**AIM OF THE TASK:** Give the listing again exactly, omitting its images.

**Dataset items:**
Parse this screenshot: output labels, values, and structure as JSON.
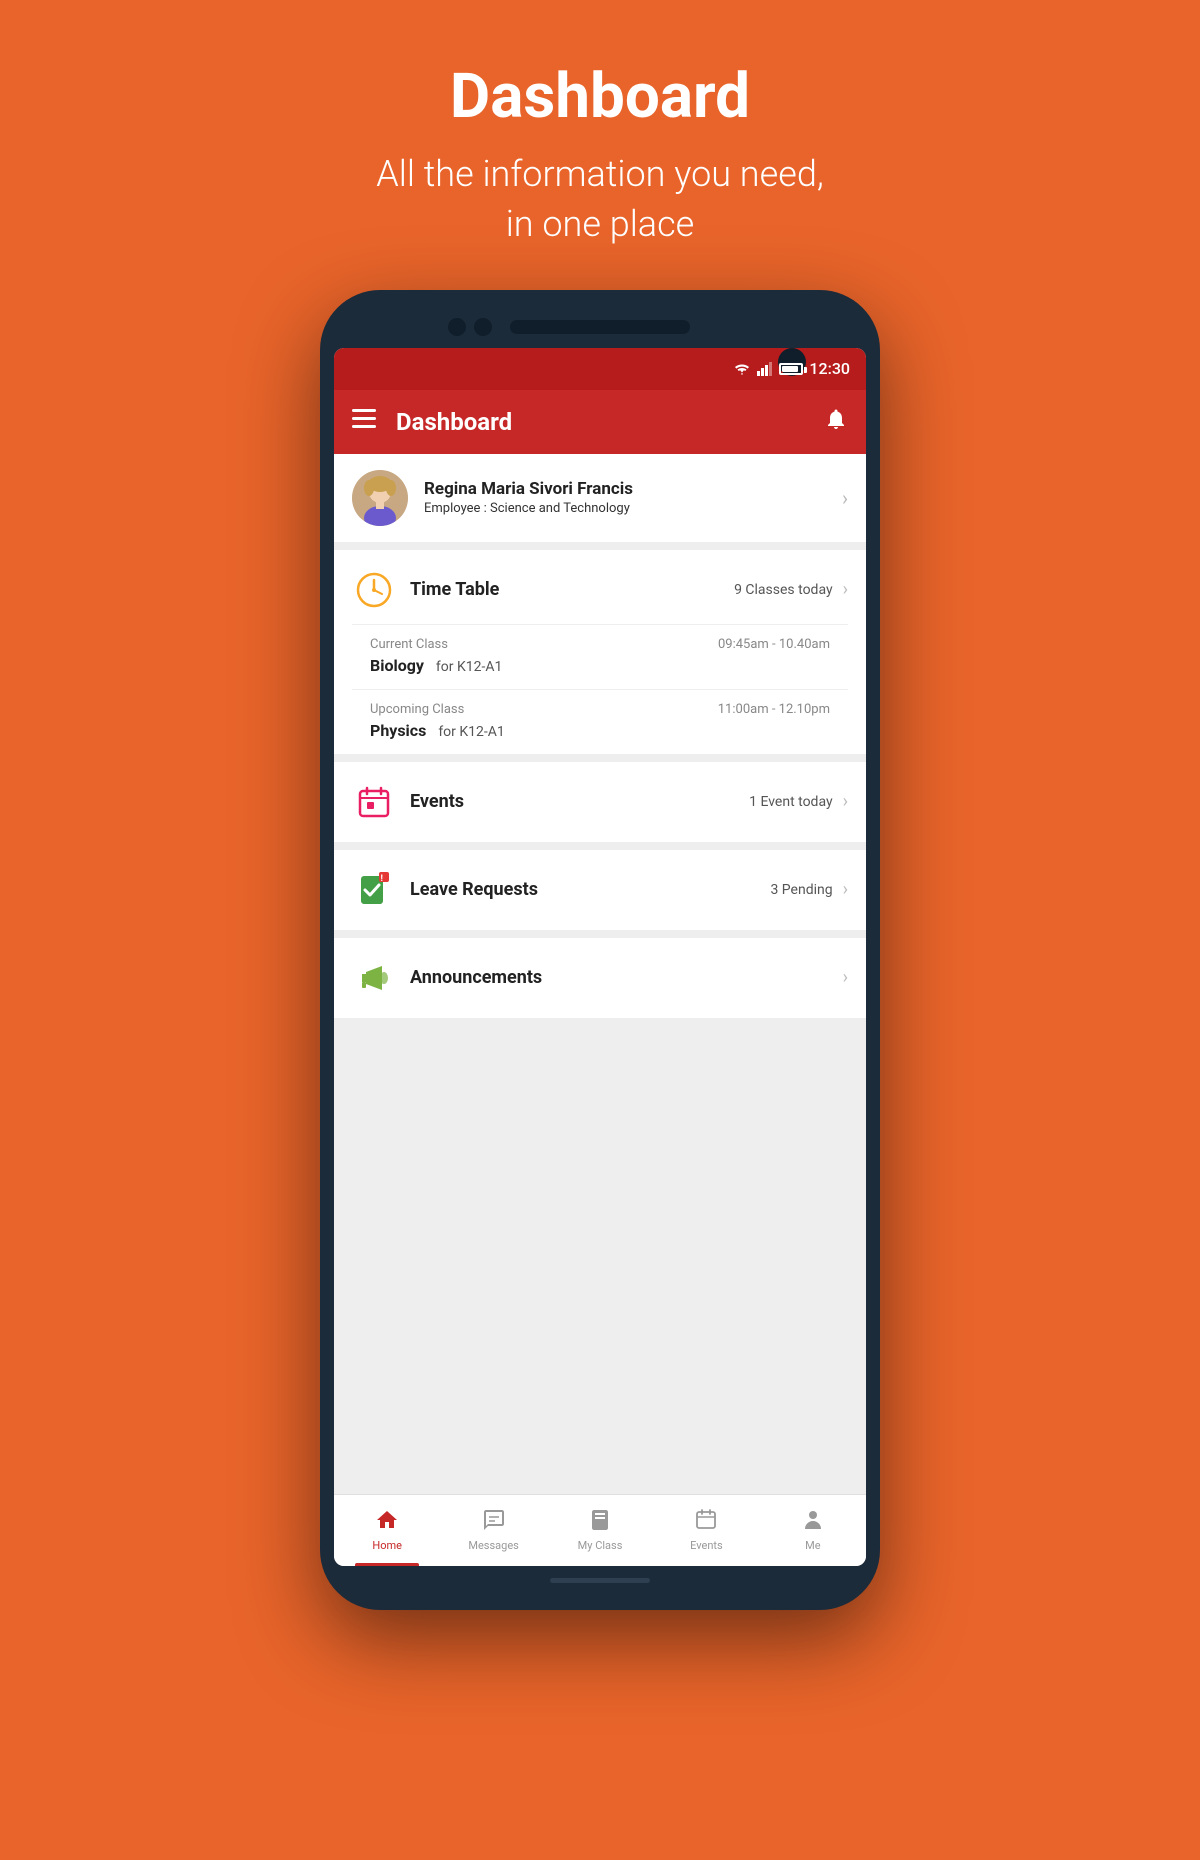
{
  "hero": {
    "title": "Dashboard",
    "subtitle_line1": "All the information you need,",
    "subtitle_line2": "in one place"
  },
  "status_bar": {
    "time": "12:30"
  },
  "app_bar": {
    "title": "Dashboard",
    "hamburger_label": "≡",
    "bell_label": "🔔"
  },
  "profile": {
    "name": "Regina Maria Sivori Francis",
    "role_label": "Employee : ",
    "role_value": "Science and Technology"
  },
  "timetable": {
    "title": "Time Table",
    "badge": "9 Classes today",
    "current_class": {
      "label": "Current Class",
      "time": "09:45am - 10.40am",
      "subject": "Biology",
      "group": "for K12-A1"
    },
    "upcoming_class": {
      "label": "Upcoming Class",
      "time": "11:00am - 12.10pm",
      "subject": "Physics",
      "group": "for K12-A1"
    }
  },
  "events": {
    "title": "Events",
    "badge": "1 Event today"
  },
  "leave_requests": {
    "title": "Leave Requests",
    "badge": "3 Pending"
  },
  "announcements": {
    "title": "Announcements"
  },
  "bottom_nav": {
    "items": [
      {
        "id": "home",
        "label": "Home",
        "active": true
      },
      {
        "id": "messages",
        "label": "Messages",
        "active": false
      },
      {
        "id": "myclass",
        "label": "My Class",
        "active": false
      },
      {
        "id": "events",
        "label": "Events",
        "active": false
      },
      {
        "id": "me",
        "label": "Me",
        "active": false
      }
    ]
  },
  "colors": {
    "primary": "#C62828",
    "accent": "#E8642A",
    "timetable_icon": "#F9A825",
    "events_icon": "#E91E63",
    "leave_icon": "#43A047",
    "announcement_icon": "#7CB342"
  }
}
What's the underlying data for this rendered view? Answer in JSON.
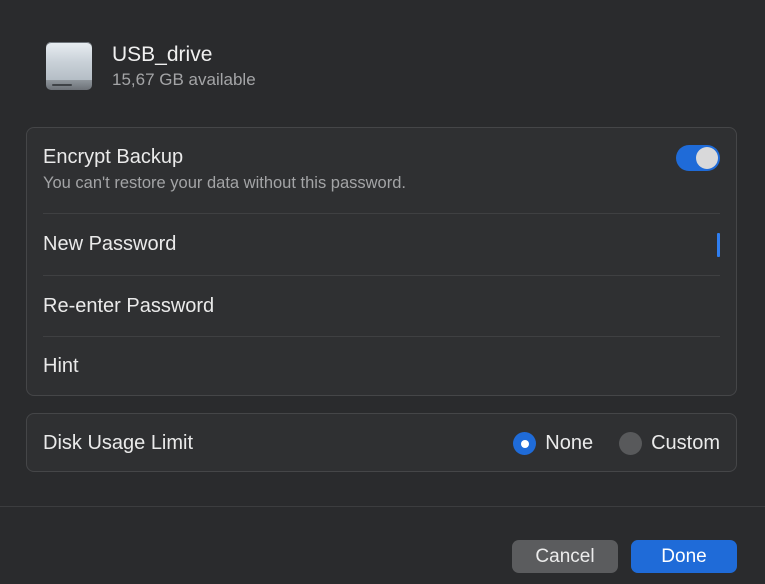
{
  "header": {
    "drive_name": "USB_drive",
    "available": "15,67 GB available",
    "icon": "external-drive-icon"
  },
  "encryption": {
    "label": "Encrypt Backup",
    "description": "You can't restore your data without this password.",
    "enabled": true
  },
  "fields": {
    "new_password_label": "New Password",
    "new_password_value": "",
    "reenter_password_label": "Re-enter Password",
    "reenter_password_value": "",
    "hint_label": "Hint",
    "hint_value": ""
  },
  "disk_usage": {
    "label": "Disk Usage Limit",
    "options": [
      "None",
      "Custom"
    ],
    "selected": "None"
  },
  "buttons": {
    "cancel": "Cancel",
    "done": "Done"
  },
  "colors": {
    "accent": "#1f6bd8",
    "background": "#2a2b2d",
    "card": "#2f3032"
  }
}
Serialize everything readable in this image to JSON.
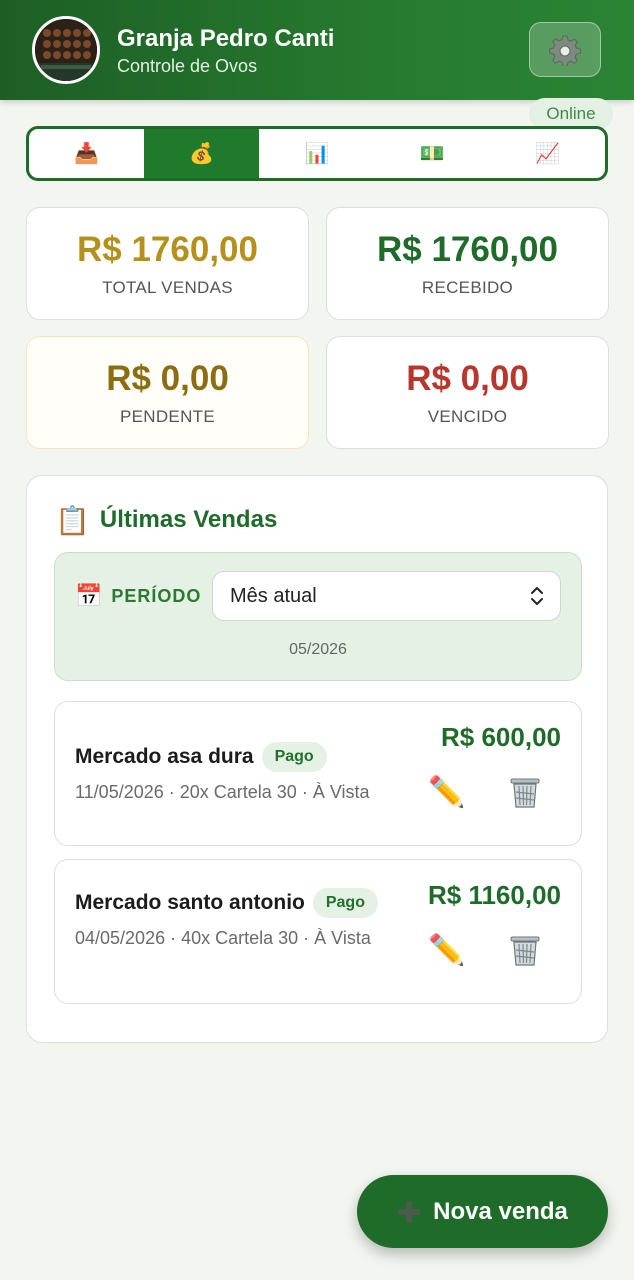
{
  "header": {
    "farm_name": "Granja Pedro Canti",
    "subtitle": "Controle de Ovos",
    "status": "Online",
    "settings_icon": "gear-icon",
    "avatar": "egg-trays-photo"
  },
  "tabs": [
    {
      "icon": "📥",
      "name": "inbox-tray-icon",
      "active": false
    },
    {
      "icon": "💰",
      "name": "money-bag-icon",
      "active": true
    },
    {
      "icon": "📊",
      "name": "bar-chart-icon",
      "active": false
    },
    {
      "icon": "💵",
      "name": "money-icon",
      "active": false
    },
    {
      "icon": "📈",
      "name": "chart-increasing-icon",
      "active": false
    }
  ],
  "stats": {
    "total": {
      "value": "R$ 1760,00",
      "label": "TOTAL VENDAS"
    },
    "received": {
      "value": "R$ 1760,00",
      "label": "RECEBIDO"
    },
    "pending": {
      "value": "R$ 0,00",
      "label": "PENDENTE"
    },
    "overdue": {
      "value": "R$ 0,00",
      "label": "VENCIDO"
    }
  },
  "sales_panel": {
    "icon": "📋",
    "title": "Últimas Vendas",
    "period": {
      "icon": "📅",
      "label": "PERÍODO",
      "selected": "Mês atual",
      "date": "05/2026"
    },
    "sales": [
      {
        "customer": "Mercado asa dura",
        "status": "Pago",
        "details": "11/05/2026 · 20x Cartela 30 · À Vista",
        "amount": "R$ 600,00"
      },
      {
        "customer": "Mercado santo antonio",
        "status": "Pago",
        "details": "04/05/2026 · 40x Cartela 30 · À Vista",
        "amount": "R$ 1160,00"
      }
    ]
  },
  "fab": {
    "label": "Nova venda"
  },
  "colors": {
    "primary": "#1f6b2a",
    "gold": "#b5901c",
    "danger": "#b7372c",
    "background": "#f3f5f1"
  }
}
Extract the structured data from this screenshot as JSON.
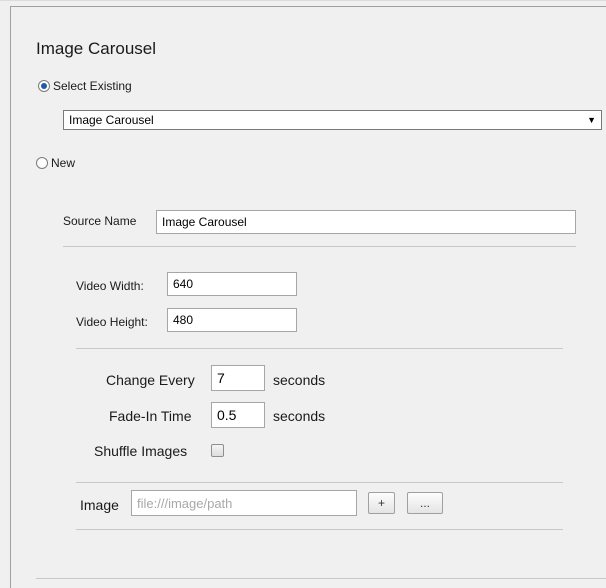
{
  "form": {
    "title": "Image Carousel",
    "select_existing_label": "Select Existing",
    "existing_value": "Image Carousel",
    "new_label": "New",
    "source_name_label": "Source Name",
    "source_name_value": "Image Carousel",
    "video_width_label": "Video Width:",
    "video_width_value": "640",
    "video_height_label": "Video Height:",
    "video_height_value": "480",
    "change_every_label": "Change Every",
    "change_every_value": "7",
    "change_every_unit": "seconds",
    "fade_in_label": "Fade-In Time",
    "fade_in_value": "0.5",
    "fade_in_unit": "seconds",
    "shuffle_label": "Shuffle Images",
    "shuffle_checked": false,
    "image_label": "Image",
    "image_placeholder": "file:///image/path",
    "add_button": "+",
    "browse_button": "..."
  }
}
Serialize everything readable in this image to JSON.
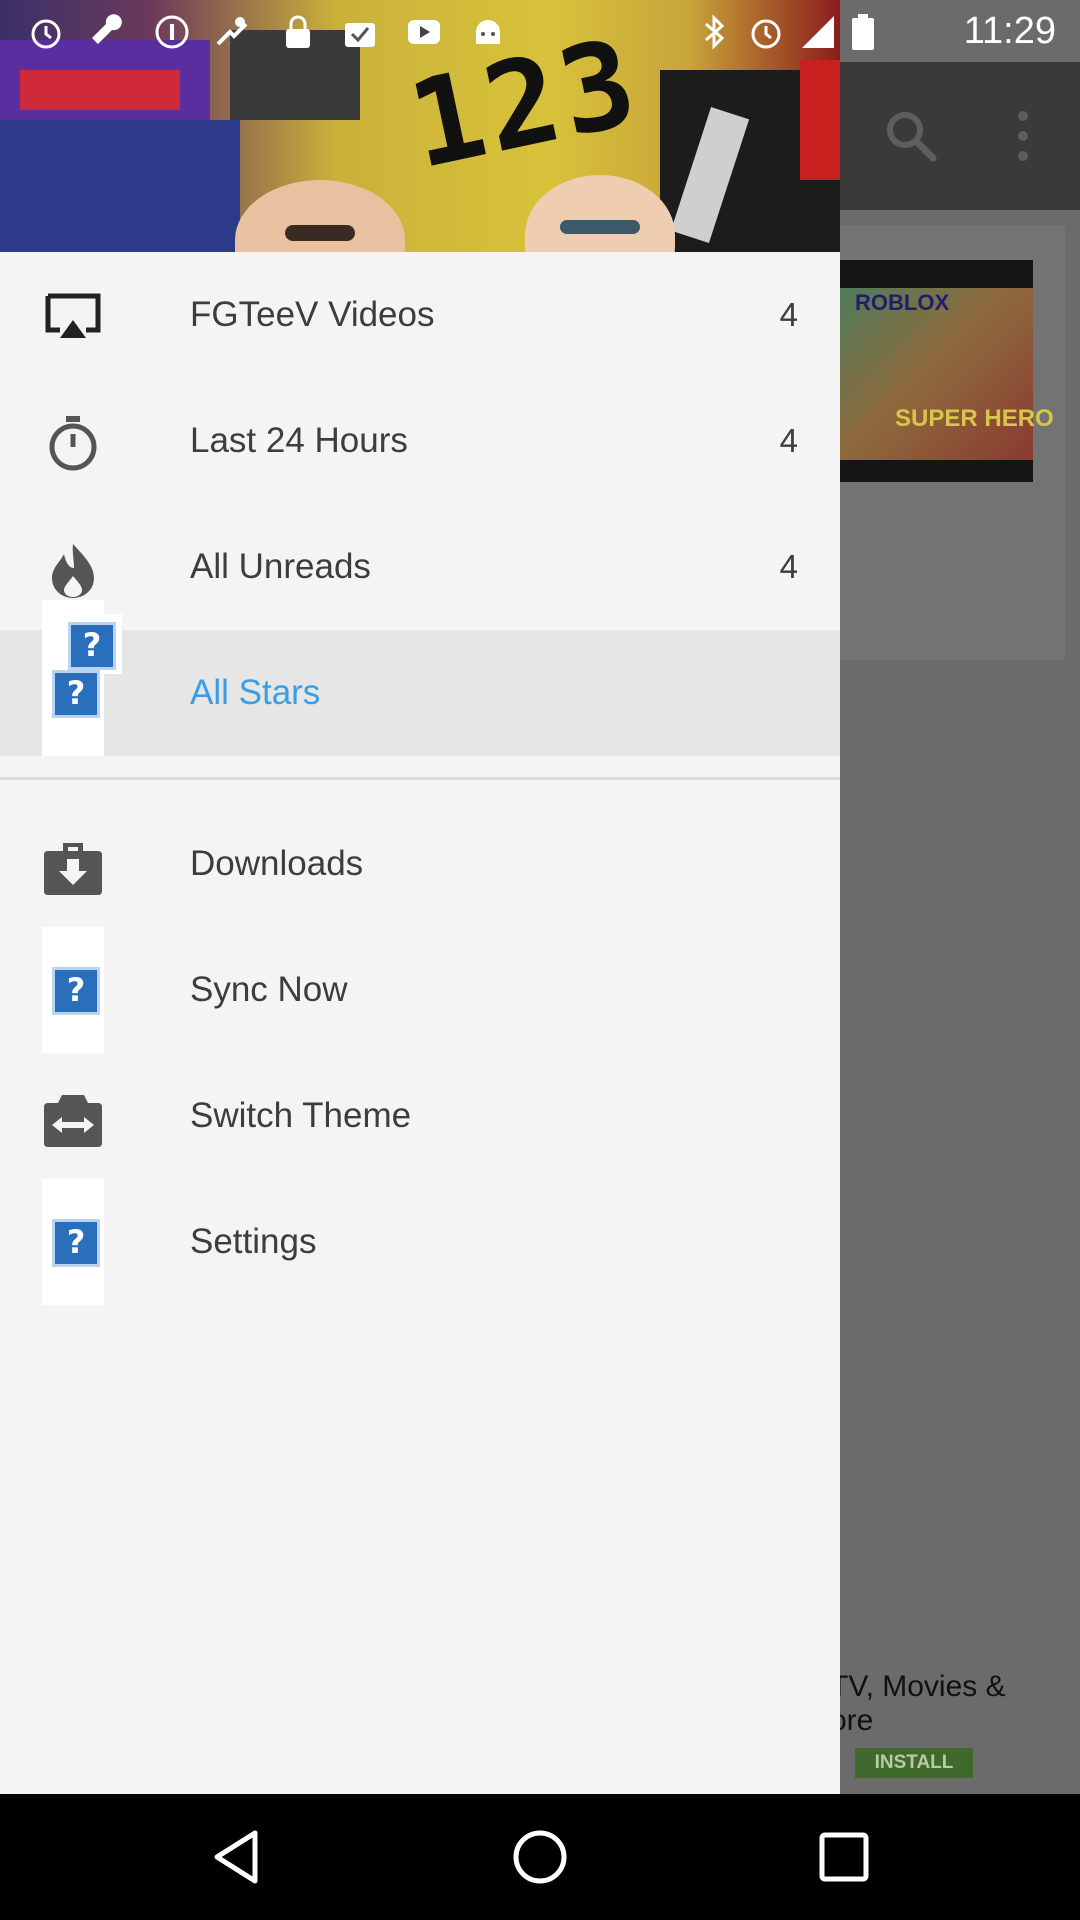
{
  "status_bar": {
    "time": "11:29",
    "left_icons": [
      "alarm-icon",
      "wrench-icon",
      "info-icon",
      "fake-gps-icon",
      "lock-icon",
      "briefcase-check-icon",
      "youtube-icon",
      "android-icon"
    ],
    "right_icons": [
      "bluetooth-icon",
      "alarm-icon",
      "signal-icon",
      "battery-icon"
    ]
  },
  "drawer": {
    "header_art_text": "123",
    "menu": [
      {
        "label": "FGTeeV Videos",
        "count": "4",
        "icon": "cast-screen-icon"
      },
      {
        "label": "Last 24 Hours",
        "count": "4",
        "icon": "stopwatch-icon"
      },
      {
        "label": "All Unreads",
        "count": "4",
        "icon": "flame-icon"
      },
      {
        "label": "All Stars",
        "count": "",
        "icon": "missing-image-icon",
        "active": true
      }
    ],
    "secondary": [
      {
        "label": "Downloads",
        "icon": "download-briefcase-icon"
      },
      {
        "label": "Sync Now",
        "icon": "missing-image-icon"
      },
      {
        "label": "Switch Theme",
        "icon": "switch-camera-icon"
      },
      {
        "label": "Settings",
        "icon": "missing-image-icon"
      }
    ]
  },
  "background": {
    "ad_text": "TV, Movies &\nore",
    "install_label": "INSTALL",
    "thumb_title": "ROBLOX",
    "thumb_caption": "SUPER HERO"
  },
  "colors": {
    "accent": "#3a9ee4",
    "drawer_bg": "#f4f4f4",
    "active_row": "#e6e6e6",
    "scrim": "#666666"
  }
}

**TASK OUTPUT:**
Parse this screenshot: output labels, values, and structure as JSON.
{
  "hero": {
    "title": "Dashboard",
    "subtitle_line1": "All the information you need,",
    "subtitle_line2": "in one place"
  },
  "status_bar": {
    "time": "12:30"
  },
  "app_bar": {
    "title": "Dashboard",
    "hamburger_label": "≡",
    "bell_label": "🔔"
  },
  "profile": {
    "name": "Regina Maria Sivori Francis",
    "role_label": "Employee : ",
    "role_value": "Science and Technology"
  },
  "timetable": {
    "title": "Time Table",
    "badge": "9 Classes today",
    "current_class": {
      "label": "Current Class",
      "time": "09:45am - 10.40am",
      "subject": "Biology",
      "group": "for K12-A1"
    },
    "upcoming_class": {
      "label": "Upcoming Class",
      "time": "11:00am - 12.10pm",
      "subject": "Physics",
      "group": "for K12-A1"
    }
  },
  "events": {
    "title": "Events",
    "badge": "1 Event today"
  },
  "leave_requests": {
    "title": "Leave Requests",
    "badge": "3 Pending"
  },
  "announcements": {
    "title": "Announcements"
  },
  "bottom_nav": {
    "items": [
      {
        "id": "home",
        "label": "Home",
        "active": true
      },
      {
        "id": "messages",
        "label": "Messages",
        "active": false
      },
      {
        "id": "myclass",
        "label": "My Class",
        "active": false
      },
      {
        "id": "events",
        "label": "Events",
        "active": false
      },
      {
        "id": "me",
        "label": "Me",
        "active": false
      }
    ]
  },
  "colors": {
    "primary": "#C62828",
    "accent": "#E8642A",
    "timetable_icon": "#F9A825",
    "events_icon": "#E91E63",
    "leave_icon": "#43A047",
    "announcement_icon": "#7CB342"
  }
}
What's the underlying data for this rendered view? Answer in JSON.
{
  "header": {
    "drive_name": "USB_drive",
    "available": "15,67 GB available",
    "icon": "external-drive-icon"
  },
  "encryption": {
    "label": "Encrypt Backup",
    "description": "You can't restore your data without this password.",
    "enabled": true
  },
  "fields": {
    "new_password_label": "New Password",
    "new_password_value": "",
    "reenter_password_label": "Re-enter Password",
    "reenter_password_value": "",
    "hint_label": "Hint",
    "hint_value": ""
  },
  "disk_usage": {
    "label": "Disk Usage Limit",
    "options": [
      "None",
      "Custom"
    ],
    "selected": "None"
  },
  "buttons": {
    "cancel": "Cancel",
    "done": "Done"
  },
  "colors": {
    "accent": "#1f6bd8",
    "background": "#2a2b2d",
    "card": "#2f3032"
  }
}
Serialize everything readable in this image to JSON.
{
  "header": {
    "farm_name": "Granja Pedro Canti",
    "subtitle": "Controle de Ovos",
    "status": "Online",
    "settings_icon": "gear-icon",
    "avatar": "egg-trays-photo"
  },
  "tabs": [
    {
      "icon": "📥",
      "name": "inbox-tray-icon",
      "active": false
    },
    {
      "icon": "💰",
      "name": "money-bag-icon",
      "active": true
    },
    {
      "icon": "📊",
      "name": "bar-chart-icon",
      "active": false
    },
    {
      "icon": "💵",
      "name": "money-icon",
      "active": false
    },
    {
      "icon": "📈",
      "name": "chart-increasing-icon",
      "active": false
    }
  ],
  "stats": {
    "total": {
      "value": "R$ 1760,00",
      "label": "TOTAL VENDAS"
    },
    "received": {
      "value": "R$ 1760,00",
      "label": "RECEBIDO"
    },
    "pending": {
      "value": "R$ 0,00",
      "label": "PENDENTE"
    },
    "overdue": {
      "value": "R$ 0,00",
      "label": "VENCIDO"
    }
  },
  "sales_panel": {
    "icon": "📋",
    "title": "Últimas Vendas",
    "period": {
      "icon": "📅",
      "label": "PERÍODO",
      "selected": "Mês atual",
      "date": "05/2026"
    },
    "sales": [
      {
        "customer": "Mercado asa dura",
        "status": "Pago",
        "details": "11/05/2026 · 20x Cartela 30 · À Vista",
        "amount": "R$ 600,00"
      },
      {
        "customer": "Mercado santo antonio",
        "status": "Pago",
        "details": "04/05/2026 · 40x Cartela 30 · À Vista",
        "amount": "R$ 1160,00"
      }
    ]
  },
  "fab": {
    "label": "Nova venda"
  },
  "colors": {
    "primary": "#1f6b2a",
    "gold": "#b5901c",
    "danger": "#b7372c",
    "background": "#f3f5f1"
  }
}
Extract the structured data from this screenshot as JSON.
{
  "form": {
    "title": "Image Carousel",
    "select_existing_label": "Select Existing",
    "existing_value": "Image Carousel",
    "new_label": "New",
    "source_name_label": "Source Name",
    "source_name_value": "Image Carousel",
    "video_width_label": "Video Width:",
    "video_width_value": "640",
    "video_height_label": "Video Height:",
    "video_height_value": "480",
    "change_every_label": "Change Every",
    "change_every_value": "7",
    "change_every_unit": "seconds",
    "fade_in_label": "Fade-In Time",
    "fade_in_value": "0.5",
    "fade_in_unit": "seconds",
    "shuffle_label": "Shuffle Images",
    "shuffle_checked": false,
    "image_label": "Image",
    "image_placeholder": "file:///image/path",
    "add_button": "+",
    "browse_button": "..."
  }
}
Serialize everything readable in this image to JSON.
{
  "status_bar": {
    "time": "11:29",
    "left_icons": [
      "alarm-icon",
      "wrench-icon",
      "info-icon",
      "fake-gps-icon",
      "lock-icon",
      "briefcase-check-icon",
      "youtube-icon",
      "android-icon"
    ],
    "right_icons": [
      "bluetooth-icon",
      "alarm-icon",
      "signal-icon",
      "battery-icon"
    ]
  },
  "drawer": {
    "header_art_text": "123",
    "menu": [
      {
        "label": "FGTeeV Videos",
        "count": "4",
        "icon": "cast-screen-icon"
      },
      {
        "label": "Last 24 Hours",
        "count": "4",
        "icon": "stopwatch-icon"
      },
      {
        "label": "All Unreads",
        "count": "4",
        "icon": "flame-icon"
      },
      {
        "label": "All Stars",
        "count": "",
        "icon": "missing-image-icon",
        "active": true
      }
    ],
    "secondary": [
      {
        "label": "Downloads",
        "icon": "download-briefcase-icon"
      },
      {
        "label": "Sync Now",
        "icon": "missing-image-icon"
      },
      {
        "label": "Switch Theme",
        "icon": "switch-camera-icon"
      },
      {
        "label": "Settings",
        "icon": "missing-image-icon"
      }
    ]
  },
  "background": {
    "ad_text": "TV, Movies &\nore",
    "install_label": "INSTALL",
    "thumb_title": "ROBLOX",
    "thumb_caption": "SUPER HERO"
  },
  "colors": {
    "accent": "#3a9ee4",
    "drawer_bg": "#f4f4f4",
    "active_row": "#e6e6e6",
    "scrim": "#666666"
  }
}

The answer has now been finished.